* [WHAT IS ASKED]: Copy each line of the data below verbatim, leaving out the pictures.

* [ENTRIES]:
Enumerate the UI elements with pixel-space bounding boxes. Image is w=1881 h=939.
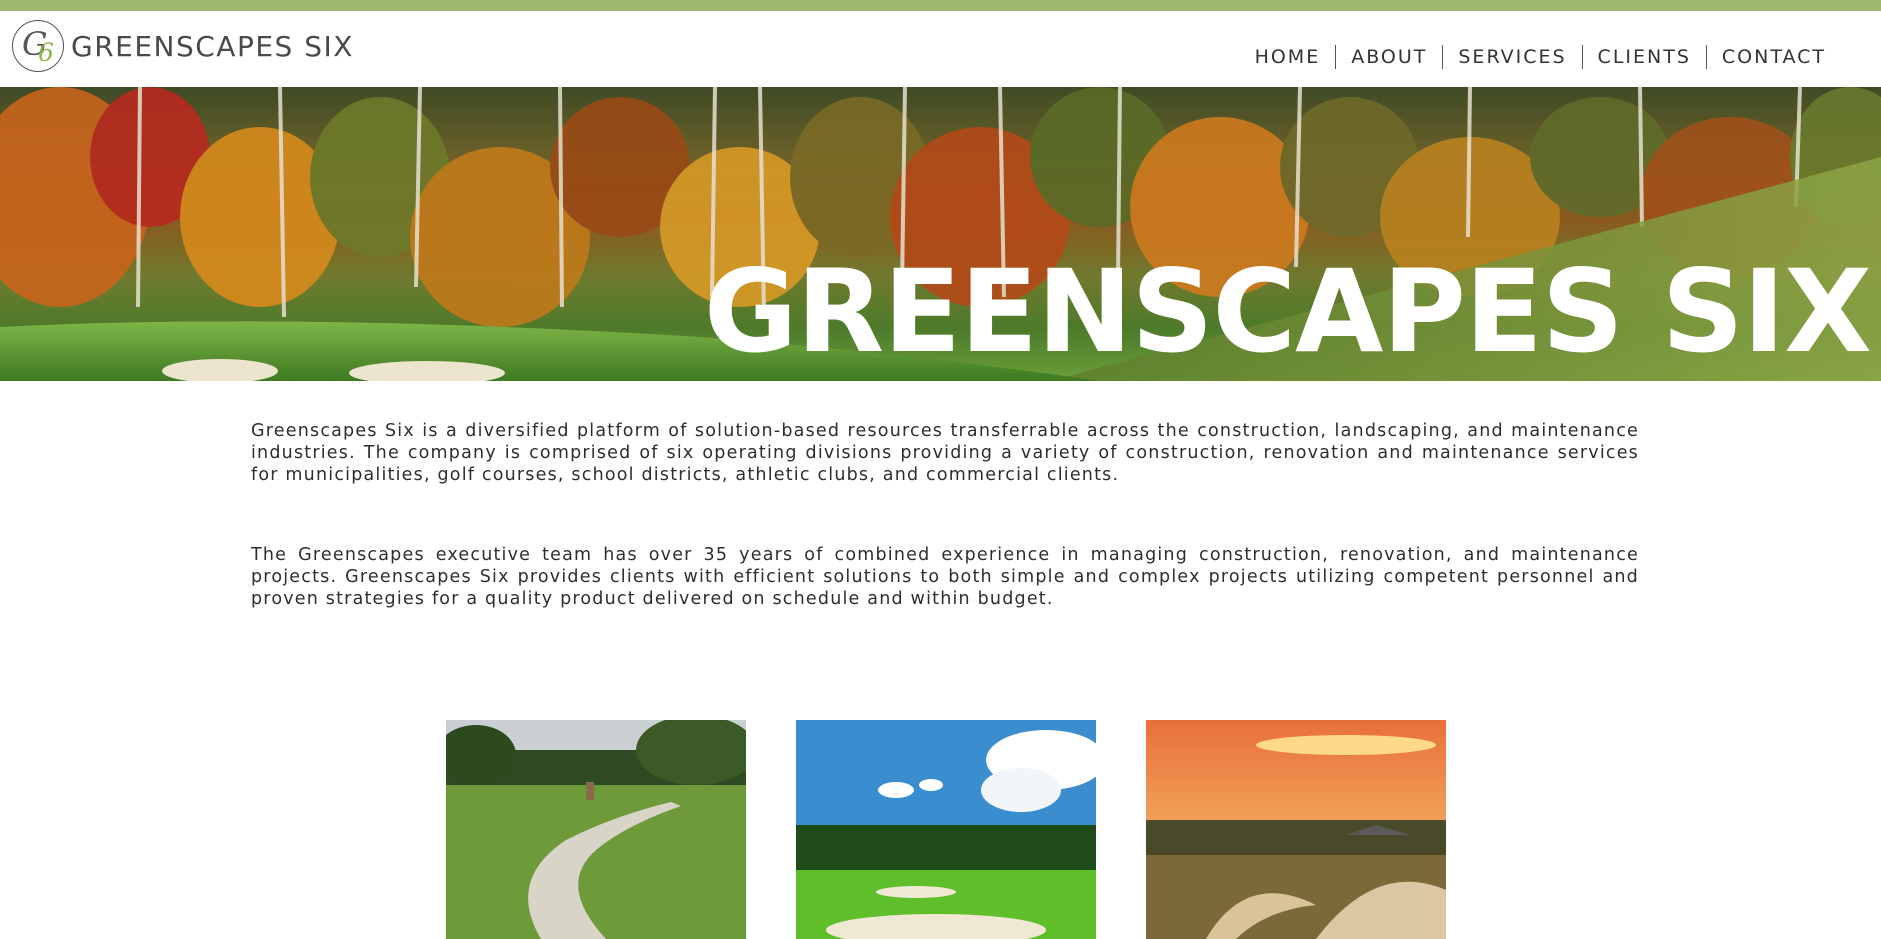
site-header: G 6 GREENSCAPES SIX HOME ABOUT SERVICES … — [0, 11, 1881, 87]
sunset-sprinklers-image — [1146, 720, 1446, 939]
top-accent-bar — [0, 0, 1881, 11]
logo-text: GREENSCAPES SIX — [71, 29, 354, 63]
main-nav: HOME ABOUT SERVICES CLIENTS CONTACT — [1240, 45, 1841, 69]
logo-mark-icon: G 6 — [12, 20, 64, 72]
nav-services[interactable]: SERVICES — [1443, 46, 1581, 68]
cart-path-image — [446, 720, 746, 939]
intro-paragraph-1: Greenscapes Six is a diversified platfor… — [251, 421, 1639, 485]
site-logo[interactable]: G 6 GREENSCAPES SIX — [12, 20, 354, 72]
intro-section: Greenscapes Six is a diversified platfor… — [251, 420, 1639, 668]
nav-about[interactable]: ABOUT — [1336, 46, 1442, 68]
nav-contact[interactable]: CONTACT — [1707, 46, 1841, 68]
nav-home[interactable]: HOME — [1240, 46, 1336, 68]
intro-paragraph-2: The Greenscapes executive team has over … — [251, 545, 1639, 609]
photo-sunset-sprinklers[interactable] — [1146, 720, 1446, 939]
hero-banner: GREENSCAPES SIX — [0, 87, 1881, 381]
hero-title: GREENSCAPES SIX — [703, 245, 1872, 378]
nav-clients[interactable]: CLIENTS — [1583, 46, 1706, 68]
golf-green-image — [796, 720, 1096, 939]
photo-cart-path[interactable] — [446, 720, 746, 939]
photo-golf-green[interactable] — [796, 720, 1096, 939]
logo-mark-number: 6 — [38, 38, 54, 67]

* [TASK RESPONSE]:
Enumerate the UI elements with pixel-space bounding boxes. Image is w=1881 h=939.
site-header: G 6 GREENSCAPES SIX HOME ABOUT SERVICES … — [0, 11, 1881, 87]
sunset-sprinklers-image — [1146, 720, 1446, 939]
top-accent-bar — [0, 0, 1881, 11]
logo-text: GREENSCAPES SIX — [71, 29, 354, 63]
main-nav: HOME ABOUT SERVICES CLIENTS CONTACT — [1240, 45, 1841, 69]
logo-mark-icon: G 6 — [12, 20, 64, 72]
nav-services[interactable]: SERVICES — [1443, 46, 1581, 68]
cart-path-image — [446, 720, 746, 939]
intro-paragraph-1: Greenscapes Six is a diversified platfor… — [251, 421, 1639, 485]
site-logo[interactable]: G 6 GREENSCAPES SIX — [12, 20, 354, 72]
intro-section: Greenscapes Six is a diversified platfor… — [251, 420, 1639, 668]
nav-about[interactable]: ABOUT — [1336, 46, 1442, 68]
nav-contact[interactable]: CONTACT — [1707, 46, 1841, 68]
nav-home[interactable]: HOME — [1240, 46, 1336, 68]
intro-paragraph-2: The Greenscapes executive team has over … — [251, 545, 1639, 609]
photo-sunset-sprinklers[interactable] — [1146, 720, 1446, 939]
hero-banner: GREENSCAPES SIX — [0, 87, 1881, 381]
hero-title: GREENSCAPES SIX — [703, 245, 1872, 378]
nav-clients[interactable]: CLIENTS — [1583, 46, 1706, 68]
golf-green-image — [796, 720, 1096, 939]
photo-cart-path[interactable] — [446, 720, 746, 939]
photo-golf-green[interactable] — [796, 720, 1096, 939]
logo-mark-number: 6 — [38, 38, 54, 67]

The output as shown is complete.